**What is needed**
Locate the string "this" throughout the material and copy every line in which it occurs.

─── Given data

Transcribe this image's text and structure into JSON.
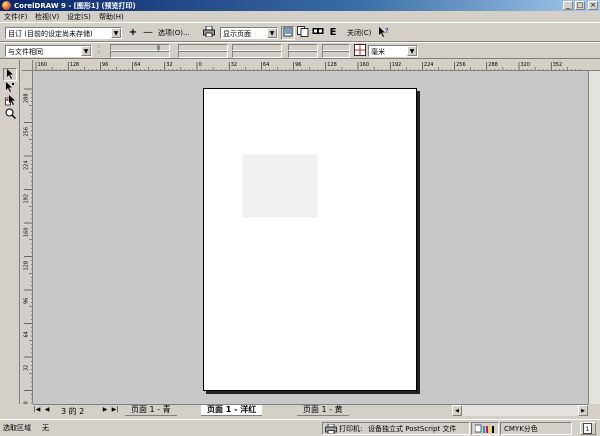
{
  "window": {
    "title": "CorelDRAW 9 - [图形1] (预览打印)",
    "controls": {
      "minimize": "_",
      "maximize": "□",
      "close": "×"
    }
  },
  "menu": [
    "文件(F)",
    "检视(V)",
    "设定(S)",
    "帮助(H)"
  ],
  "toolbar1": {
    "style_combo": "目订 (目前的设定尚未存储)",
    "add_symbol": "+",
    "remove_symbol": "—",
    "options_label": "选项(O)...",
    "view_combo": "显示页面",
    "close_label": "关闭(C)",
    "e_label": "E"
  },
  "toolbar2": {
    "layout_combo": "与文件相同",
    "units_combo": "毫米"
  },
  "ruler": {
    "top_labels": [
      "160",
      "128",
      "96",
      "64",
      "32",
      "0",
      "32",
      "64",
      "96",
      "128",
      "160",
      "192",
      "224",
      "256",
      "288",
      "320",
      "352"
    ],
    "left_labels": [
      "288",
      "256",
      "224",
      "192",
      "160",
      "128",
      "96",
      "64",
      "32",
      "0"
    ]
  },
  "tabs": {
    "page_info": "3 的 2",
    "pages": [
      "页面 1 - 青",
      "页面 1 - 洋红",
      "页面 1 - 黄"
    ],
    "active_index": 1
  },
  "status": {
    "selection_label": "选取区域",
    "selection_value": "无",
    "printer_label": "打印机:",
    "printer_value": "设备独立式 PostScript 文件",
    "color_mode": "CMYK分色"
  }
}
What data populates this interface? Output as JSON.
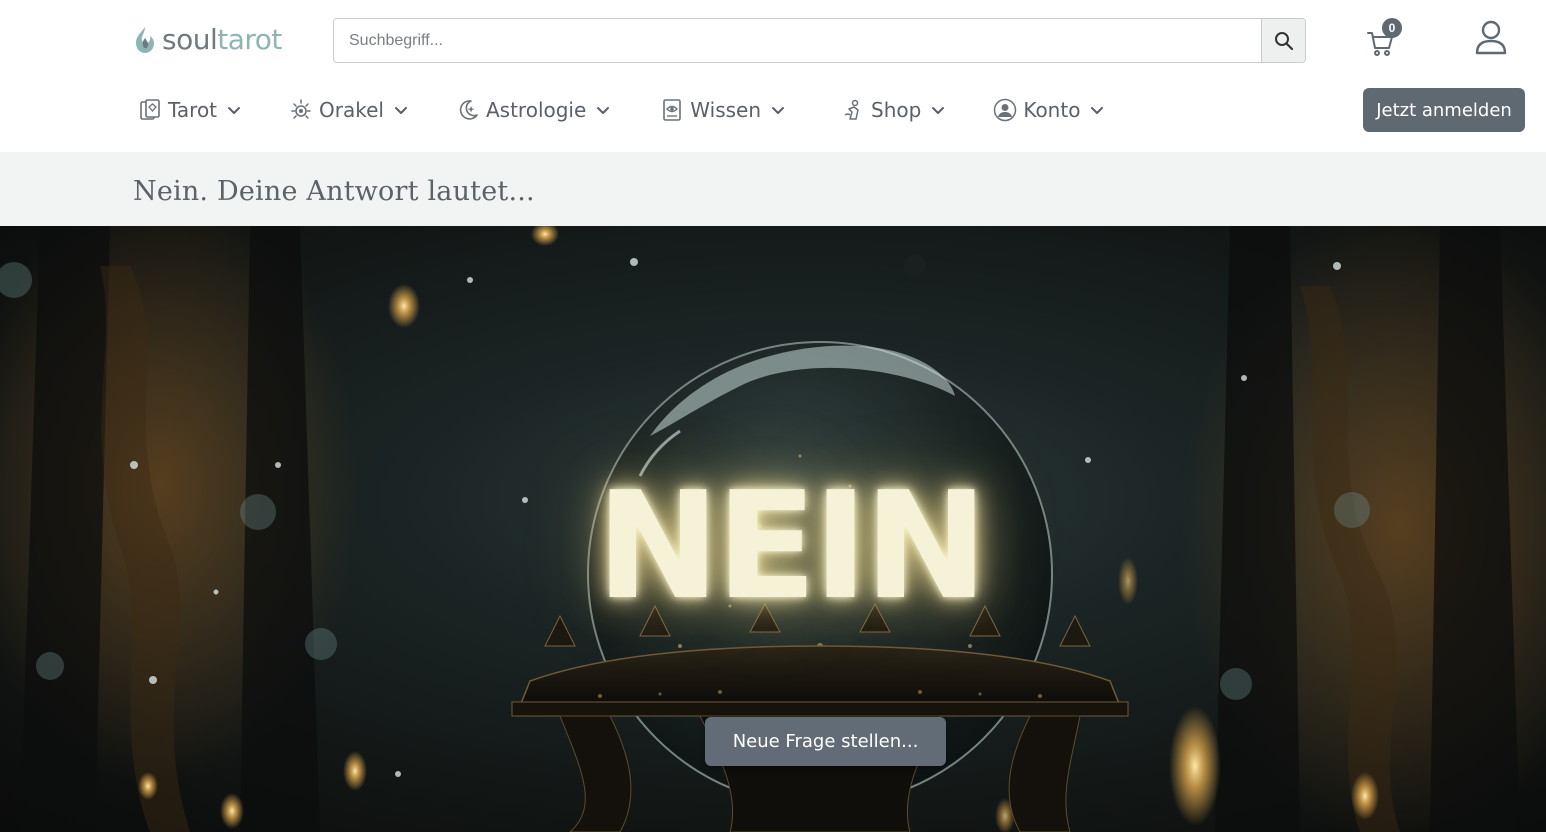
{
  "brand": {
    "name_part1": "soul",
    "name_part2": "tarot"
  },
  "search": {
    "placeholder": "Suchbegriff...",
    "button_icon": "search-icon"
  },
  "cart": {
    "count": "0",
    "icon": "cart-icon"
  },
  "account_icon": "user-icon",
  "nav": {
    "items": [
      {
        "label": "Tarot",
        "icon": "tarot-card-icon"
      },
      {
        "label": "Orakel",
        "icon": "sun-oracle-icon"
      },
      {
        "label": "Astrologie",
        "icon": "moon-star-icon"
      },
      {
        "label": "Wissen",
        "icon": "book-eye-icon"
      },
      {
        "label": "Shop",
        "icon": "shop-figure-icon"
      },
      {
        "label": "Konto",
        "icon": "account-circle-icon"
      }
    ],
    "login_label": "Jetzt anmelden"
  },
  "page": {
    "title": "Nein. Deine Antwort lautet..."
  },
  "hero": {
    "answer": "NEIN",
    "button_label": "Neue Frage stellen..."
  },
  "colors": {
    "accent_button": "#5f6972",
    "title_strip_bg": "#f1f4f3",
    "logo_soul": "#6f7a80",
    "logo_tarot": "#8fb5b3",
    "answer_glow": "#f6f2d8"
  }
}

──────

**Task output**
Transcribe this image's text and structure into JSON.
What data populates this interface? Output as JSON.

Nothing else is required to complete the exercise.